Dataset items
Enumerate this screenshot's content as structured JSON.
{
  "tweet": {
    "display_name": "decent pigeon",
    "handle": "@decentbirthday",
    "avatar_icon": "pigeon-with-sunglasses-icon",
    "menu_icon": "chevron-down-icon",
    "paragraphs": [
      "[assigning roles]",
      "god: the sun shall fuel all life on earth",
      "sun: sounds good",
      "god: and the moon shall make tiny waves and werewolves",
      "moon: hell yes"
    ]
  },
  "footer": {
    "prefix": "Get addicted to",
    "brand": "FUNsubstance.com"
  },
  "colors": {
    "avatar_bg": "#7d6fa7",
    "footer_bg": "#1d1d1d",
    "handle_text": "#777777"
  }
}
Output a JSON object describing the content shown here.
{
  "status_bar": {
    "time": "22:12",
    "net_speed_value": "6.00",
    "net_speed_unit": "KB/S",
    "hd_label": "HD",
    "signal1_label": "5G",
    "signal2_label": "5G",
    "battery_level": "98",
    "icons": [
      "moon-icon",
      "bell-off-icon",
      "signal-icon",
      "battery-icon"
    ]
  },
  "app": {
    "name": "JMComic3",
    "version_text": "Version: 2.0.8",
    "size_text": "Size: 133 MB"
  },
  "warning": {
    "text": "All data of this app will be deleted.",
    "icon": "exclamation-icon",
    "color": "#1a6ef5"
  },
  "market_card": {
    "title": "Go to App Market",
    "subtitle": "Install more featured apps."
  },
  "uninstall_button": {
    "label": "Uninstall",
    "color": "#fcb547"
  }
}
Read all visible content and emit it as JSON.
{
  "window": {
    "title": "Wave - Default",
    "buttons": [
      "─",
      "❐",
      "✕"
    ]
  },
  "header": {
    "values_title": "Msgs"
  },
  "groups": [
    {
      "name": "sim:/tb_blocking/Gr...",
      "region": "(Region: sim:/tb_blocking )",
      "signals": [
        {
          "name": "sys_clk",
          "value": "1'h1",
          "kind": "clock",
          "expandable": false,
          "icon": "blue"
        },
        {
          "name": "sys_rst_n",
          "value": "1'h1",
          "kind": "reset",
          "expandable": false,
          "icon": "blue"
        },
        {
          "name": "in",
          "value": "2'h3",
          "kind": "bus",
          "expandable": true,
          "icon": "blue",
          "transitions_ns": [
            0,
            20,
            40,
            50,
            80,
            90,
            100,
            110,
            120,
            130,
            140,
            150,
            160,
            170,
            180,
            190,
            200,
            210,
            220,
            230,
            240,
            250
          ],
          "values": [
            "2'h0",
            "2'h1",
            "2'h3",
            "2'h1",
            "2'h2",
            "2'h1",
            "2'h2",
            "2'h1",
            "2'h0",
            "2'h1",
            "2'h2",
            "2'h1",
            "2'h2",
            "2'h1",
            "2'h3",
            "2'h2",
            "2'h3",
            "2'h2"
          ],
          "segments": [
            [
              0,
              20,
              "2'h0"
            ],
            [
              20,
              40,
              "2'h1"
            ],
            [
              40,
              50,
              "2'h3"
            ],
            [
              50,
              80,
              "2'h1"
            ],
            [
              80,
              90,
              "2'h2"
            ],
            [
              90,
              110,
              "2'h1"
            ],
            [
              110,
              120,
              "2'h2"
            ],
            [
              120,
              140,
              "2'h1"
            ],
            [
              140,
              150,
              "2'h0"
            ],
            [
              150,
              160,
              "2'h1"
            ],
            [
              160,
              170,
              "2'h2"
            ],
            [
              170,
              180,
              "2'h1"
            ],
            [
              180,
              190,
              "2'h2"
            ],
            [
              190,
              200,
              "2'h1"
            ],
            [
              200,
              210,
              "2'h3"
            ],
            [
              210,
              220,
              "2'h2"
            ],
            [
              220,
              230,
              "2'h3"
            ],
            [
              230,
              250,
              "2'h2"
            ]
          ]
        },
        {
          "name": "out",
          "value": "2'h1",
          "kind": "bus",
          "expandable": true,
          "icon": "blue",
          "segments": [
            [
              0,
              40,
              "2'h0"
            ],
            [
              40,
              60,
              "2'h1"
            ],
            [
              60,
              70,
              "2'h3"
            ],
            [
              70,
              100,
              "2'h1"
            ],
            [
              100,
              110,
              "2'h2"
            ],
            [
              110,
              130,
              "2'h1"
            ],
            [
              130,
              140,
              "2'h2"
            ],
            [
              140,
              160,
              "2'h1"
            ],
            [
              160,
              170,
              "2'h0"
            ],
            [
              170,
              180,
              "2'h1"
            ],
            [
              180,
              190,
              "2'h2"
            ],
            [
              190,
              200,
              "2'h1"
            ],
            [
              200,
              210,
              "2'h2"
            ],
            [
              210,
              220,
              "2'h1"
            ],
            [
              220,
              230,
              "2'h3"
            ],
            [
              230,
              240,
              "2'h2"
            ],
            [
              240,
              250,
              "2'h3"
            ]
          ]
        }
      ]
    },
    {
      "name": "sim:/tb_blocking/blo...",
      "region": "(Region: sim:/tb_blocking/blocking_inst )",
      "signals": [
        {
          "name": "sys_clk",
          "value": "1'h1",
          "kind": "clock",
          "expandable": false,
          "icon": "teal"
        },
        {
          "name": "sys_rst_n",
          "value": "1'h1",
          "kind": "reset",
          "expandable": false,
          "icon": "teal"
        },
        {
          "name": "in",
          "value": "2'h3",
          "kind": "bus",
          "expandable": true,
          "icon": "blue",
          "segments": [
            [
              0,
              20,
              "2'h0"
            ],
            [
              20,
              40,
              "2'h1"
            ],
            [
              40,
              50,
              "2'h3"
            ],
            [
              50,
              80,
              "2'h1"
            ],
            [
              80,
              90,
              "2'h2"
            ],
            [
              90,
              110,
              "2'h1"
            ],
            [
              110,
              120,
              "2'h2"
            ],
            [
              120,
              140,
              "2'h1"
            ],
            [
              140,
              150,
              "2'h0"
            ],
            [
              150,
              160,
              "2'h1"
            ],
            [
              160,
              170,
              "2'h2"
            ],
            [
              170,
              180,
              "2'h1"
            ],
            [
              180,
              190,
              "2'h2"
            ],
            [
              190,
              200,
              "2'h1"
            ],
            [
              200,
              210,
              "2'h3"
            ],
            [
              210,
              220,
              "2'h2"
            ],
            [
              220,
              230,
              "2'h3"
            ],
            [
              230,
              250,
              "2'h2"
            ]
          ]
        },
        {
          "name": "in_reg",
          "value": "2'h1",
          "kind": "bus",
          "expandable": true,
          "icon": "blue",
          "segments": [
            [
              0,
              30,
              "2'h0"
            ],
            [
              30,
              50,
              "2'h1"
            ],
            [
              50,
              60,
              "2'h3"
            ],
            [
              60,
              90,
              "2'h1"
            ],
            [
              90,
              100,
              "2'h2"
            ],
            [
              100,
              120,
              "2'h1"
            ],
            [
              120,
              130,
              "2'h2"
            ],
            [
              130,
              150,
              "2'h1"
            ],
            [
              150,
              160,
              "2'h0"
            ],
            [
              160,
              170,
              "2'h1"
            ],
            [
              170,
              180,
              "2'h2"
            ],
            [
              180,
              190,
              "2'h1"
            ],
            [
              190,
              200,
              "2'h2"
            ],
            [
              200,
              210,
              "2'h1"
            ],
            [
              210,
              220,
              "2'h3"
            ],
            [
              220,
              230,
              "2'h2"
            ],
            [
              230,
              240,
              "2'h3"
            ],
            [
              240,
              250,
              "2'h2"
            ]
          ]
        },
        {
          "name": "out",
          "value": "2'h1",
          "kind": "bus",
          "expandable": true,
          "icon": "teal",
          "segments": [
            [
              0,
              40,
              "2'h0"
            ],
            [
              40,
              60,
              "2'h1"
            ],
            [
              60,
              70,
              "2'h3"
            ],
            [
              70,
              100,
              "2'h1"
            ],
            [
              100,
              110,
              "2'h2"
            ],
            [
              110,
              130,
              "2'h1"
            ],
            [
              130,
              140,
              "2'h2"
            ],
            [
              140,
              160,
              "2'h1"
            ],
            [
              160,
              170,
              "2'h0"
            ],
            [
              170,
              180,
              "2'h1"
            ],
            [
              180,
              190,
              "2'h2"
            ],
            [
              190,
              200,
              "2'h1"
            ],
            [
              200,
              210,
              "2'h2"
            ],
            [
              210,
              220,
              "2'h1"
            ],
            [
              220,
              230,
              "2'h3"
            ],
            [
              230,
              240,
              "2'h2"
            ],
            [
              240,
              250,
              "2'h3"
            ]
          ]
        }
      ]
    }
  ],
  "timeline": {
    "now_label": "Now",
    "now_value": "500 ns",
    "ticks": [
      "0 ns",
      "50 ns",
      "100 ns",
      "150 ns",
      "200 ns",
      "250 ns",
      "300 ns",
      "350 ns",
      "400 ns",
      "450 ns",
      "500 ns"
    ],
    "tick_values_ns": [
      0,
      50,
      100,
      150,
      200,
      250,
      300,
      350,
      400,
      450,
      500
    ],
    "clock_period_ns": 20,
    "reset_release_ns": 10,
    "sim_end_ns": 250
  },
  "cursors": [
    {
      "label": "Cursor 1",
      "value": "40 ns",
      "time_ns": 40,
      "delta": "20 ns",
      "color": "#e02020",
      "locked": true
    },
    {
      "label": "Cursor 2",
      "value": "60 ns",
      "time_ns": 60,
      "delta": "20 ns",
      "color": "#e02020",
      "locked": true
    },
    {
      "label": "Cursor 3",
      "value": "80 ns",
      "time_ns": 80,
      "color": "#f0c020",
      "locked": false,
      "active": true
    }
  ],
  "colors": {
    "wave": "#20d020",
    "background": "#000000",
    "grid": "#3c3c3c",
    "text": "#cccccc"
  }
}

Requirement
A line counts if it holds the word "Region". How many lines of the entries count? Give the number only.

Task solution
2